• WHAT NEEDS TO BE DONE:
Search the material below for the string "continue" and extract each line that has it.
***** EXTRACTED MATERIAL *****
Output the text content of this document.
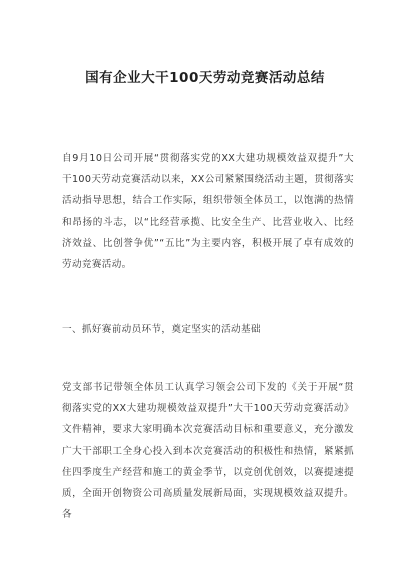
国有企业大干100天劳动竞赛活动总结

自9月10日公司开展“贯彻落实党的XX大建功规模效益双提升”大干100天劳动竞赛活动以来，XX公司紧紧围绕活动主题，贯彻落实活动指导思想，结合工作实际，组织带领全体员工，以饱满的热情和昂扬的斗志，以“比经营承揽、比安全生产、比营业收入、比经济效益、比创誉争优”“五比”为主要内容，积极开展了卓有成效的劳动竞赛活动。

一、抓好赛前动员环节，奠定坚实的活动基础

党支部书记带领全体员工认真学习领会公司下发的《关于开展“贯彻落实党的XX大建功规模效益双提升”大干100天劳动竞赛活动》文件精神，要求大家明确本次竞赛活动目标和重要意义，充分激发广大干部职工全身心投入到本次竞赛活动的积极性和热情，紧紧抓住四季度生产经营和施工的黄金季节，以竞创优创效，以赛提速提质，全面开创物资公司高质量发展新局面，实现规模效益双提升。各
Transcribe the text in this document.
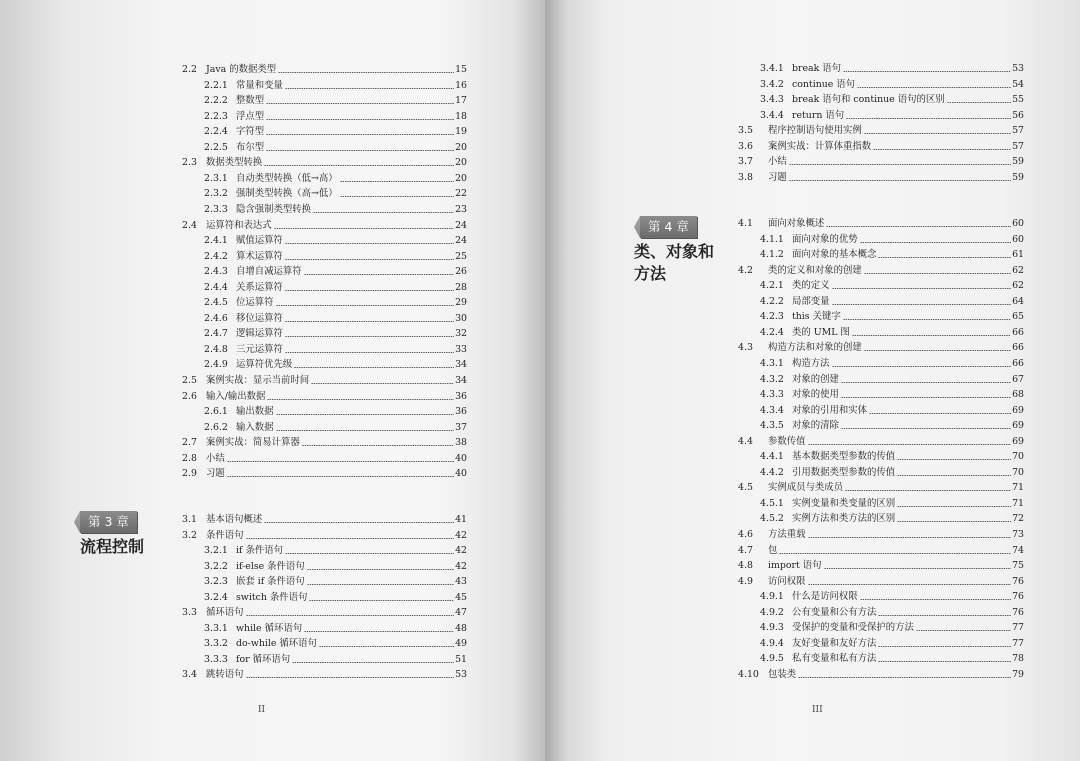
第 3 章
流程控制
II
2.2 Java 的数据类型	15
2.2.1 常量和变量	16
2.2.2 整数型	17
2.2.3 浮点型	18
2.2.4 字符型	19
2.2.5 布尔型	20
2.3 数据类型转换	20
2.3.1 自动类型转换（低→高）	20
2.3.2 强制类型转换（高→低）	22
2.3.3 隐含强制类型转换	23
2.4 运算符和表达式	24
2.4.1 赋值运算符	24
2.4.2 算术运算符	25
2.4.3 自增自减运算符	26
2.4.4 关系运算符	28
2.4.5 位运算符	29
2.4.6 移位运算符	30
2.4.7 逻辑运算符	32
2.4.8 三元运算符	33
2.4.9 运算符优先级	34
2.5 案例实战：显示当前时间	34
2.6 输入/输出数据	36
2.6.1 输出数据	36
2.6.2 输入数据	37
2.7 案例实战：简易计算器	38
2.8 小结	40
2.9 习题	40
3.1 基本语句概述	41
3.2 条件语句	42
3.2.1 if 条件语句	42
3.2.2 if-else 条件语句	42
3.2.3 嵌套 if 条件语句	43
3.2.4 switch 条件语句	45
3.3 循环语句	47
3.3.1 while 循环语句	48
3.3.2 do-while 循环语句	49
3.3.3 for 循环语句	51
3.4 跳转语句	53
第 4 章
类、对象和
方法
III
3.4.1 break 语句	53
3.4.2 continue 语句	54
3.4.3 break 语句和 continue 语句的区别	55
3.4.4 return 语句	56
3.5	程序控制语句使用实例	57
3.6	案例实战：计算体重指数	57
3.7	小结	59
3.8	习题	59
4.1	面向对象概述	60
4.1.1 面向对象的优势	60
4.1.2 面向对象的基本概念	61
4.2	类的定义和对象的创建	62
4.2.1 类的定义	62
4.2.2 局部变量	64
4.2.3 this 关键字	65
4.2.4 类的 UML 图	66
4.3	构造方法和对象的创建	66
4.3.1 构造方法	66
4.3.2 对象的创建	67
4.3.3 对象的使用	68
4.3.4 对象的引用和实体	69
4.3.5 对象的清除	69
4.4	参数传值	69
4.4.1 基本数据类型参数的传值	70
4.4.2 引用数据类型参数的传值	70
4.5	实例成员与类成员	71
4.5.1 实例变量和类变量的区别	71
4.5.2 实例方法和类方法的区别	72
4.6	方法重载	73
4.7	包	74
4.8	import 语句	75
4.9	访问权限	76
4.9.1 什么是访问权限	76
4.9.2 公有变量和公有方法	76
4.9.3 受保护的变量和受保护的方法	77
4.9.4 友好变量和友好方法	77
4.9.5 私有变量和私有方法	78
4.10 包装类	79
*****
• EXERCISE OUTPUT:
3.4.2 continue 语句	54
3.4.3 break 语句和 continue 语句的区别	55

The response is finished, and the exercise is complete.